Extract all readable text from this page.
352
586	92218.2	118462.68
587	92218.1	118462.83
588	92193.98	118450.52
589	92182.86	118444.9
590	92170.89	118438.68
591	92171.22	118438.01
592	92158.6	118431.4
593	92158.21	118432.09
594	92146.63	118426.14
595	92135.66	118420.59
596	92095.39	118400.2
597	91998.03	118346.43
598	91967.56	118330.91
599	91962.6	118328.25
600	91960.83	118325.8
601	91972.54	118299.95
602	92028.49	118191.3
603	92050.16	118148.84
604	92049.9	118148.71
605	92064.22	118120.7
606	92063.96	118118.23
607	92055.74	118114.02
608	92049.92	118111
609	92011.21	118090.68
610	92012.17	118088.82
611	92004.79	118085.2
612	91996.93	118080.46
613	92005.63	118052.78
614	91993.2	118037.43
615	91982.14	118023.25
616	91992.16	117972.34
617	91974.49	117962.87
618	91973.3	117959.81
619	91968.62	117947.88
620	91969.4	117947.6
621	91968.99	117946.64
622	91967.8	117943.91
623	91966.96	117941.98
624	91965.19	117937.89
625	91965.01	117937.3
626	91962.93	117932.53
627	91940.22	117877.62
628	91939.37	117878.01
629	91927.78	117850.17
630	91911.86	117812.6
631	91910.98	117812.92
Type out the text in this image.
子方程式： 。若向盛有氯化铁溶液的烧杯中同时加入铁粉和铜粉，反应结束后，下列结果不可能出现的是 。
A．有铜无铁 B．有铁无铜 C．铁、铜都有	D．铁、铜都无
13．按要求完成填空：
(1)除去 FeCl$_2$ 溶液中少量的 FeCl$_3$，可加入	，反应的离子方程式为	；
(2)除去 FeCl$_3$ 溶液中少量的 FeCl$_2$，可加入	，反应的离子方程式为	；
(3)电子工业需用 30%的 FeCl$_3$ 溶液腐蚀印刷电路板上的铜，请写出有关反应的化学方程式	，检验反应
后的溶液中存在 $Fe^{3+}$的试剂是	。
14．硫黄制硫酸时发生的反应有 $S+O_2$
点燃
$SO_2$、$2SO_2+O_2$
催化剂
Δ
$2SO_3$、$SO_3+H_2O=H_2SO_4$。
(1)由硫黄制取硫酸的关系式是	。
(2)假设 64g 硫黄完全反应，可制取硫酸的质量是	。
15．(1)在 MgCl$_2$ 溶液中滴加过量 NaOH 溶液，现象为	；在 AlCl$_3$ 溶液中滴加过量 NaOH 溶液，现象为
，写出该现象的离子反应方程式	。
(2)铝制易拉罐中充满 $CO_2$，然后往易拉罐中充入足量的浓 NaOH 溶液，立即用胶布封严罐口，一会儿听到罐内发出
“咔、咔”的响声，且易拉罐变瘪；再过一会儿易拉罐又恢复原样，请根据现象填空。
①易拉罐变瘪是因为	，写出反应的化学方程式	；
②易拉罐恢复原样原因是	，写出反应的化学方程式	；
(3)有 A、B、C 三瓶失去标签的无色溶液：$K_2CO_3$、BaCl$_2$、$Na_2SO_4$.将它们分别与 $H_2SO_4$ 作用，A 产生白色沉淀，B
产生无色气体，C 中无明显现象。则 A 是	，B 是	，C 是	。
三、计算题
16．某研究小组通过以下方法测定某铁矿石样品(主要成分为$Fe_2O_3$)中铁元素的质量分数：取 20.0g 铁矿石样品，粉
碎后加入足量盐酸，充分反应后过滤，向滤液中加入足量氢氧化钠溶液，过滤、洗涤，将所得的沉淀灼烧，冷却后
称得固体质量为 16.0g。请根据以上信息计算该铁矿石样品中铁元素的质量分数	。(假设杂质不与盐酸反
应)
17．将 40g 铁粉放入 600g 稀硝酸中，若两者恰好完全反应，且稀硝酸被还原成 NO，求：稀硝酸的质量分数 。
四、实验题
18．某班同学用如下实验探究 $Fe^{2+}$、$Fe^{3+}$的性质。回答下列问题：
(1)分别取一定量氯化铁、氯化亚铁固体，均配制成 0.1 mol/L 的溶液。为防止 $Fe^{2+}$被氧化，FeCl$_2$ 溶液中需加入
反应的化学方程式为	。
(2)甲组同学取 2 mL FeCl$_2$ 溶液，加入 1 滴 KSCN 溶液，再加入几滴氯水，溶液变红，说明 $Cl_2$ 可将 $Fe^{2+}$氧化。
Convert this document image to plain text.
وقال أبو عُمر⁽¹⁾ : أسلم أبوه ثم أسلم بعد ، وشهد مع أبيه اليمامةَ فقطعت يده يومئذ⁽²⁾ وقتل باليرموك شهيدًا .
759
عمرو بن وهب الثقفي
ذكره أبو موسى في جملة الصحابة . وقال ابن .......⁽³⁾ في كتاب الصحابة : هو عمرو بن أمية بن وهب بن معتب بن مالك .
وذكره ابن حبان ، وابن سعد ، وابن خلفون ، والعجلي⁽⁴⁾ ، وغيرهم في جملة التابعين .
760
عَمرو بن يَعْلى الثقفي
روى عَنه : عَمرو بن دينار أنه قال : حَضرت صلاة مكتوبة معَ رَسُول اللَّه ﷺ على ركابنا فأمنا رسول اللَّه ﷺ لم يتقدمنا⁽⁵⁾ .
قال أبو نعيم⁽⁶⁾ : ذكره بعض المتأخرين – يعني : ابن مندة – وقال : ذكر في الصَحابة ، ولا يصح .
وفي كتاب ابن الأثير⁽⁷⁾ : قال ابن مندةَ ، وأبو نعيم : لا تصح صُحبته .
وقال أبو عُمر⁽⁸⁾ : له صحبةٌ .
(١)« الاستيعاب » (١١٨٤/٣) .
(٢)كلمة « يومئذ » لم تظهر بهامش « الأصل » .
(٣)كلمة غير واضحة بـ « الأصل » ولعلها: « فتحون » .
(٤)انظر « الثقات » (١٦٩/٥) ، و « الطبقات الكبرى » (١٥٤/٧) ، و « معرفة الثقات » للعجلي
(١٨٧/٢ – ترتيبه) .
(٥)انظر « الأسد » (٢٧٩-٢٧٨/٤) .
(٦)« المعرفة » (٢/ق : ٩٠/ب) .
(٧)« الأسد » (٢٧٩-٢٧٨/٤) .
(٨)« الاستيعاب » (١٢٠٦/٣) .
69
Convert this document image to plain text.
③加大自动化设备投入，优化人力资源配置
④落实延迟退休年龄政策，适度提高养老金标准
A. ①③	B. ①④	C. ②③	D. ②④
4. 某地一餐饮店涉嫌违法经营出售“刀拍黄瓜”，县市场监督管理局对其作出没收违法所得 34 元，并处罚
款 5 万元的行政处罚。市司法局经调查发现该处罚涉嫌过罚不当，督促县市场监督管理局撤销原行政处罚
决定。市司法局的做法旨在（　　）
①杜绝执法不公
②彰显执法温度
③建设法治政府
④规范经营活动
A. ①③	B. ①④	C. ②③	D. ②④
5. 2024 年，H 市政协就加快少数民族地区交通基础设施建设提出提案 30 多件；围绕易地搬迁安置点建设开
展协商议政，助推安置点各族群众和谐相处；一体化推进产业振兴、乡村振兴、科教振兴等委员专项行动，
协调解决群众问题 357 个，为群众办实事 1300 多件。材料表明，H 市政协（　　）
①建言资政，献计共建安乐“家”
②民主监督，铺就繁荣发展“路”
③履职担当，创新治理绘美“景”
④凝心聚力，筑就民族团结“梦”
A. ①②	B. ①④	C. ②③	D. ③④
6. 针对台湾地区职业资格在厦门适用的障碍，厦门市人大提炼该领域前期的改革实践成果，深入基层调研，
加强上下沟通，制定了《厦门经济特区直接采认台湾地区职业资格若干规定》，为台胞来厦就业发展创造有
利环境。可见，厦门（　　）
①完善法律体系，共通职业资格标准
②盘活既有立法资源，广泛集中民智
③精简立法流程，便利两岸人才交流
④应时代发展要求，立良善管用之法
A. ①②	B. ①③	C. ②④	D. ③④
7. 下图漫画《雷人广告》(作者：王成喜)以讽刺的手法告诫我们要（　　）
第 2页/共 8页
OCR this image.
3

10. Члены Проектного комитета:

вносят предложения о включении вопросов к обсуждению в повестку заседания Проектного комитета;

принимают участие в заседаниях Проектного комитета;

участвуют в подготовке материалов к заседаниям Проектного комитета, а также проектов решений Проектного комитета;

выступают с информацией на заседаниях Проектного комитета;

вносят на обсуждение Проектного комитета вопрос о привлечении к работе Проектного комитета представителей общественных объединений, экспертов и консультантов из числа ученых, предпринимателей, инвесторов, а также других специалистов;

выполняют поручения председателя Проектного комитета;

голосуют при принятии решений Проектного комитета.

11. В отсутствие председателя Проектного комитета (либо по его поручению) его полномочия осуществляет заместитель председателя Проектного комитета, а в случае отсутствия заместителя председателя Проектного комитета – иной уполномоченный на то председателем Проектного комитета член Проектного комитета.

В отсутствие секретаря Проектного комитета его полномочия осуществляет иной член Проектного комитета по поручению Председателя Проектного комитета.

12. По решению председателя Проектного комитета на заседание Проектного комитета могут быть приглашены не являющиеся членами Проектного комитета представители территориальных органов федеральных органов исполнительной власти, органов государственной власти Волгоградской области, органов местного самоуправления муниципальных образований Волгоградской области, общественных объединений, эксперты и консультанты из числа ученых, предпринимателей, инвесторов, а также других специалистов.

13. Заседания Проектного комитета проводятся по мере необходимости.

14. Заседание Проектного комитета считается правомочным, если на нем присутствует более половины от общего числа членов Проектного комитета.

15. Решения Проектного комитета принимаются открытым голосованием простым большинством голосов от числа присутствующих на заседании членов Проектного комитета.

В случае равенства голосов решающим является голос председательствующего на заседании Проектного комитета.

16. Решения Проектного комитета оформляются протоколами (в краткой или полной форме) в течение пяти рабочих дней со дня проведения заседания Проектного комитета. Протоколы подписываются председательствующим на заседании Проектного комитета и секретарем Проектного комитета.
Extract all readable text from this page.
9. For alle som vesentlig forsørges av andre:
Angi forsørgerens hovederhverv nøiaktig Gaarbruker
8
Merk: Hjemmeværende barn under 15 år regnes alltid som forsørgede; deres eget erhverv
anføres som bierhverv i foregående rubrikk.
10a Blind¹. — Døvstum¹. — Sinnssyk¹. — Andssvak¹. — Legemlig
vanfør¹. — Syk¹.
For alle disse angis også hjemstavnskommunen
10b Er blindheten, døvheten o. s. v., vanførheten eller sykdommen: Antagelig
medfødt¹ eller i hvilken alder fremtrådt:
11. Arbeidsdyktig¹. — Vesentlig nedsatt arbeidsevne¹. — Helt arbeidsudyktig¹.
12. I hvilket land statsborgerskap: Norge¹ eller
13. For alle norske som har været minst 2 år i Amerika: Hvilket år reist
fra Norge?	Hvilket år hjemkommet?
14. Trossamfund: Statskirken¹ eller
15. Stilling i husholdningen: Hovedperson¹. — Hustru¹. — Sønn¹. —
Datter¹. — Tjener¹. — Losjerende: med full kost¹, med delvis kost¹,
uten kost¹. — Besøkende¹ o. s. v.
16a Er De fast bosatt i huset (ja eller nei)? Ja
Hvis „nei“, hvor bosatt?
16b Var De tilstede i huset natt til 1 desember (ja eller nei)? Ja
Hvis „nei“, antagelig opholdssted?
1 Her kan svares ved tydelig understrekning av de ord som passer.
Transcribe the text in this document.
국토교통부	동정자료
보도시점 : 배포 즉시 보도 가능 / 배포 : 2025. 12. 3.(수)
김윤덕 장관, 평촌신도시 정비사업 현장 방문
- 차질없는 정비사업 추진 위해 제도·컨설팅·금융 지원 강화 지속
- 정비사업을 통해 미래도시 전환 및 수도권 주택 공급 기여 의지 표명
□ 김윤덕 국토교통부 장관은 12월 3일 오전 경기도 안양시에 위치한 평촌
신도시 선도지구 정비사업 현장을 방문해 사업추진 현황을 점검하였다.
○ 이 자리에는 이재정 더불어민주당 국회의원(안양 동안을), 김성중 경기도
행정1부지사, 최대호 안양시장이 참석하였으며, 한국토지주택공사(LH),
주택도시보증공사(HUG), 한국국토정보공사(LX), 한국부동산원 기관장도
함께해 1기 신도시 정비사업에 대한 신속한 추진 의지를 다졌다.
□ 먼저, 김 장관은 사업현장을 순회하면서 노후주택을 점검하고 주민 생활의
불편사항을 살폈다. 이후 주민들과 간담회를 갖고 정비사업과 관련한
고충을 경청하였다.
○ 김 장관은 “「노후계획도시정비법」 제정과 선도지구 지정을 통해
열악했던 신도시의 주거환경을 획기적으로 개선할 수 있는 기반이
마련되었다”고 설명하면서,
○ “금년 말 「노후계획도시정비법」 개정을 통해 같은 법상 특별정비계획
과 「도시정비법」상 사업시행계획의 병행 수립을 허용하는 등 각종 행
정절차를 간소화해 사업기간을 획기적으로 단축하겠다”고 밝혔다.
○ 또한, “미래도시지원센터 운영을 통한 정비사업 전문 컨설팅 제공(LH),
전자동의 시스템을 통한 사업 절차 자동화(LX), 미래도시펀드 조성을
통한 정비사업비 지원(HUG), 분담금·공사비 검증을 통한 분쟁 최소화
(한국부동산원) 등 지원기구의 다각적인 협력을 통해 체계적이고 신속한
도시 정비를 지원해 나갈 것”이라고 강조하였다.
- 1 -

What you should do: Show all lines in the entries above where the word "членов" appears.

Output:
14. Заседание Проектного комитета считается правомочным, если на нем присутствует более половины от общего числа членов Проектного комитета.
15. Решения Проектного комитета принимаются открытым голосованием простым большинством голосов от числа присутствующих на заседании членов Проектного комитета.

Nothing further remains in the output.